** СПИСОК ЗАДАНИЙ **
1. Ответьте по отрывку о полемике с Мошинским:
(a) Какой тезис Мошинский относит к числу весьма сомнительных выводов?
(b) Какие теонимы названы однотипными образованиями на -ov-itъ?
(c) Что первично в отношении теонимов и антропонимов на -ov-itъ?
2. Перескажите короче абзац отрывка о полемике с Мошинским, начинающийся словами «Плохо, если в решающие моменты диалога». Сохраните его главные факты.
3. Продолжите отрывок о полемике с Мошинским, начиная сразу после его последнего предложения.

** ПРИВЕДЁННЫЙ ОТРЫВОК **
------
Плохо, если в решающие моменты диалога партнер допускает упомянутый дефицит
позитивной констатации, то есть попросту умолчание. Не аргументируемое при этом
отрицание оспариваемых им положений, конечно, не становится оттого убедительнее.
Столь же краток и не более аргументирован и другой вердикт Мошинского: "К
числу весьма сомнительных выводов я отношу тезис о заповеди, якобы нормирующей
духовную, а также религиозную жизнь праславян, - *Znaji svojь rodъ < *g'nō suom g'enom".
Ведь этот вывод существует не сам по себе, он опирается на констатацию функции
ключевого слова у слав. *svojь, далее - на явный примат
идеологии рода и на антропоцентризм воззрений древнего славянина, насколько
он (антропоцентризм) доступен нашей реконструкции. Неужели Мошинский считает
серьезной альтернативой праязыковую заповедь "Тебе надлежит чтить богов",
сконструированную кабинетными индоевропеистами? И это после того как Мошинский,
судя по его предшествующему тексту, видимо, согласился со мной в том, что формирование
понятия и термина 'бог' - не только не самое древнее, а, скорее, относительно
позднее явление на праязыковой шкале относительной хронологии.
Хотя рассуждения нашего автора вокруг словообразования теонима Porevitъ относительно
более пространны, все же и они вызывают некоторое удивление, поскольку и здесь,
оспаривая наличие суффиксального -ov-itъ в целой серии однотипных образований
Jarovit, Rujevit, Porevit, он не в состоянии предложить лучшего решения;
остальное - детали: отношение теонимов и антропонимов на -ov-itъ (разумеется,
первичны антропонимы) или убывание западнолехитских антропонимов на -ov-itъ
как раз по причине сакрализации этой словообразовательной модели именно у западных
лехитов. Раз зашла речь о словообразовании, полезно вновь вернуться к слову
трѣба. Упорно связывая напрямую лексемы
трѣба и трѣбити (лѣсъ), Мошинский
незаметно опускает промежуточные моменты образования слов и значений. Противясь
иному пониманию трѣба как первоначальное 'острая необходимость, дело'), он
невольно вступает в противоречие с самим собой и привлекаемыми им самим фактами
филологии (и теологии), взять например древнюю синонимизацию трѣба и
дѣло
сотонино, далее - толкование трѣба как 'бескровная жертва', что следует понимать
как дезактуализацию связей трѣба и
трѣбити 'наносить удары острым': ощущение
этой этимологической связи как живой как раз больше подходило бы для значения
трѣба 'кровавая жертва', но эту возможность мы вместе с Мошинским отвергаем,
расходясь с ним в понимании словообразовательно-семантической иерархии, о которой
- выше. Возможно, следует прислушаться к филологическим наблюдениям Мошинского
о семантической неадекватности праслав. *běsъ и христианского
διάβολος 'дьявол,
сатана' ('бес' семантически скуднее и ниже рангом).
------
** ПРИВЕДЁННЫЕ МАТЕРИАЛЫ **
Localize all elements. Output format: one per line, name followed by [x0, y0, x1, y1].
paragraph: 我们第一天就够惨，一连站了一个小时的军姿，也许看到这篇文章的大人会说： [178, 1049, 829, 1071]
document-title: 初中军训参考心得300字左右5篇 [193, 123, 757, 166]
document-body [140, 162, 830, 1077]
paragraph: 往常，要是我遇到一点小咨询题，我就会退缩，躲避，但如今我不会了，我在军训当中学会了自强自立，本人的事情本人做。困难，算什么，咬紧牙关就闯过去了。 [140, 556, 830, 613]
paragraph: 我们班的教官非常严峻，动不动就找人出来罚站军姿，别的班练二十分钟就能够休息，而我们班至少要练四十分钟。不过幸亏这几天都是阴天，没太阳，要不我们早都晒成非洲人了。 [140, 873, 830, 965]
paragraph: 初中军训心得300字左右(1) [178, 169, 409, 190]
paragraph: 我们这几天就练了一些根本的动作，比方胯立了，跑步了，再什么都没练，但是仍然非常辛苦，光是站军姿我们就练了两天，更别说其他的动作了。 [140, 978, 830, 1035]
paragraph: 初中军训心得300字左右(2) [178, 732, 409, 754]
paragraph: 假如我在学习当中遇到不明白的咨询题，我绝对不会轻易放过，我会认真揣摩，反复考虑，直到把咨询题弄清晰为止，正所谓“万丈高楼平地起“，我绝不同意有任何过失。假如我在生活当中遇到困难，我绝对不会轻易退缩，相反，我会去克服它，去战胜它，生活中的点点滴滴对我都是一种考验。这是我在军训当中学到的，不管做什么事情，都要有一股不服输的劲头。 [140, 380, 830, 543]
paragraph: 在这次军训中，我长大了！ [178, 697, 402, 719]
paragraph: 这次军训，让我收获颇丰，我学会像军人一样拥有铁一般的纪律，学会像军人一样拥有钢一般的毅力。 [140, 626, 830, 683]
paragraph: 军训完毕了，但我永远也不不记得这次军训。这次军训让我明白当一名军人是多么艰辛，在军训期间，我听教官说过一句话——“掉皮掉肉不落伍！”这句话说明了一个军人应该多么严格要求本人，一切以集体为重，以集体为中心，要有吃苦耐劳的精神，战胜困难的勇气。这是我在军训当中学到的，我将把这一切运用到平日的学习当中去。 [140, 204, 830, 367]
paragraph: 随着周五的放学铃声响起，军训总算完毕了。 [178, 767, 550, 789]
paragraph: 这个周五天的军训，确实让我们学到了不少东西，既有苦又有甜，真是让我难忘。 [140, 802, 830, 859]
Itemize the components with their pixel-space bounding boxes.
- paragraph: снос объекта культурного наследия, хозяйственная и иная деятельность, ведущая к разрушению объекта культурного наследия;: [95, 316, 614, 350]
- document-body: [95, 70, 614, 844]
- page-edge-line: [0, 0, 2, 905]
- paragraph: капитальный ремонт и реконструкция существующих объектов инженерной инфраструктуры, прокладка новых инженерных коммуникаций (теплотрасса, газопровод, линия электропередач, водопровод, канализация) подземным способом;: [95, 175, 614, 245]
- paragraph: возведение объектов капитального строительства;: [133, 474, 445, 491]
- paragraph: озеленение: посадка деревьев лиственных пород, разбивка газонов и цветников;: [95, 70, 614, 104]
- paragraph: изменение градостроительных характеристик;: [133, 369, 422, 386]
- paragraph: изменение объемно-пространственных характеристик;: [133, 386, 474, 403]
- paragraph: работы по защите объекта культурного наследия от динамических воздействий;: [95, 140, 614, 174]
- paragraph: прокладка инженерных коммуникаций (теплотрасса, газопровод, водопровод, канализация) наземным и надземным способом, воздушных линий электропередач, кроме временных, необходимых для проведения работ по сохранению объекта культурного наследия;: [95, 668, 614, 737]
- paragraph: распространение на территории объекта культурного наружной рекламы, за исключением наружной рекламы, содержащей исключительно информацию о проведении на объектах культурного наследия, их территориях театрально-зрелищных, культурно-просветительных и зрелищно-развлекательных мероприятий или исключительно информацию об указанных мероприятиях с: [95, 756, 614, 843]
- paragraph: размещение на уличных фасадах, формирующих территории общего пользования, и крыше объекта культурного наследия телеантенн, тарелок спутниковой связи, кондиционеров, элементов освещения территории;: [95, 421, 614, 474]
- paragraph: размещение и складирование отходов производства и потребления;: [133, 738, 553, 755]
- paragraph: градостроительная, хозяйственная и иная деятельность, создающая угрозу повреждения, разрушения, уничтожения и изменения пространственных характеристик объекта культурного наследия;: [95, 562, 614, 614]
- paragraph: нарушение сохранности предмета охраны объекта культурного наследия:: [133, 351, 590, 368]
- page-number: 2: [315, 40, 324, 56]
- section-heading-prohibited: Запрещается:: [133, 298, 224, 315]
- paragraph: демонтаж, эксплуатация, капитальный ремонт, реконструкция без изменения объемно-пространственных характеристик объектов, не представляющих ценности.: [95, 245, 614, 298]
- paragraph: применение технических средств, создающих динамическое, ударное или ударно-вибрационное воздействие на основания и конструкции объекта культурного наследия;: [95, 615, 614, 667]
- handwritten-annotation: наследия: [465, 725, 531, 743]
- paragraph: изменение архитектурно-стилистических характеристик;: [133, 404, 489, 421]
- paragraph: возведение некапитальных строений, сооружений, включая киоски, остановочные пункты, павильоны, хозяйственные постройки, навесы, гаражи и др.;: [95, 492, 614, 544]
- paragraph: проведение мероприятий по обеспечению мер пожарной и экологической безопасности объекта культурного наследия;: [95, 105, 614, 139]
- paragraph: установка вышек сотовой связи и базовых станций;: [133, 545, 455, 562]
------
** ОЖИДАЕМЫЕ ОТВЕТЫ **
1.
(a) Тезис о заповеди *Znaji svojь rodъ, якобы нормирующей духовную, а также религиозную жизнь праславян.
(b) Jarovit, Rujevit, Porevit.
(c) Антропонимы.

2. Плохо, когда в решающие моменты диалога партнер попросту умалчивает. Неаргументированное отрицание от этого убедительнее не становится. Так же кратко и без доводов Мошинский называет весьма сомнительным тезис о заповеди *Znaji svojь rodъ, якобы нормирующей духовную и религиозную жизнь праславян. Между тем этот вывод опирается на функцию ключевого слова *svojь, на явный примат идеологии рода и на антропоцентризм воззрений древнего славянина. Под сомнение ставится, что Мошинский видит серьезную альтернативу в заповеди «Тебе надлежит чтить богов», сконструированной кабинетными индоевропеистами. Ведь он, видимо, согласился с тем, что понятие и термин 'бог' — относительно позднее явление на праязыковой шкале относительной хронологии.

3.
Не покидая сферы религиозной лексики, коснемся еще одного вопроса словообразования,
представляющего общий интерес. Уже в "Примечаниях" к своему нынешнему
тексту Мошинский готов оспорить принимаемую мной двойную праформу имени *velesъ - *velsъ на том основании, что "в праславянском словарном составе нет других
примеров суффиксальной вариантности *-esъ/*s..." Мы должны постоянно
помнить, каким особым материалом мы занимаемся, вступая в область религиозной
лексики и теонимии. Сакрализация способна создавать ситуации уникальности в
ономастике (вспомним вероятность вытеснения случаев *rajь из низовой гидронимии)
и в словообразовании. Сейчас мы в силах назвать -s-соответствие славянскому
-es-суффиксу только по ту сторону балто-славянской языковой границы - ятвяжское
bilsas 'белый', лит. Bilsas, название озера, ср. слав. *bělesъjь, рус.
белесый
и др. (ЭССЯ 2, 63), но в древности могло быть иначе.
Вовсе не претендуя на одностороннее завершение диалога (или дискуссии) и тем
самым - вполне допуская, что и у моего польского коллеги найдется, что ответить
или о чем поставить вопрос, я намеренно воздержусь от обобщений и "закругляющих"
выводов, наоборот - закончу еще одним совершенно конкретным наблюдением о названии
божества Tjarnaglofi, которому в ответе Мошинского отведено очень много
места и внимания после критики Трубачева. Случай, надо признать, очень трудный,
и едва ли верно видеть в этой скандинавской записи XIII в. правильную транскрипцию
празападнолехитского *tṛ́n- > *tarn/carn 'терн, колючка', как, кажется,
готов сделать Мошинский в своем осмыслении Tjarnaglofi как 'терноголовый,
tarnogłowy' применительно к Христу. Дело не только в том, что эта ученая этимология
будет в лучшем случае вторичным осмыслением, ведь первично тут, в том числе
и но скандинавским сведениям, туземное, языческое, название божества победы
у местных славян. Но не следует забывать и о том, что в скандинавской передаче
проблематичной по-прежнему славянской формы явно имела место скандинавская языковая
субституция, ср. признаки наличия именно скандинавского преломления гласных
(tjarna- < *terna-? < *tirna-?), а также возможного приспособления
к своим привычным, скандинавским формам языка.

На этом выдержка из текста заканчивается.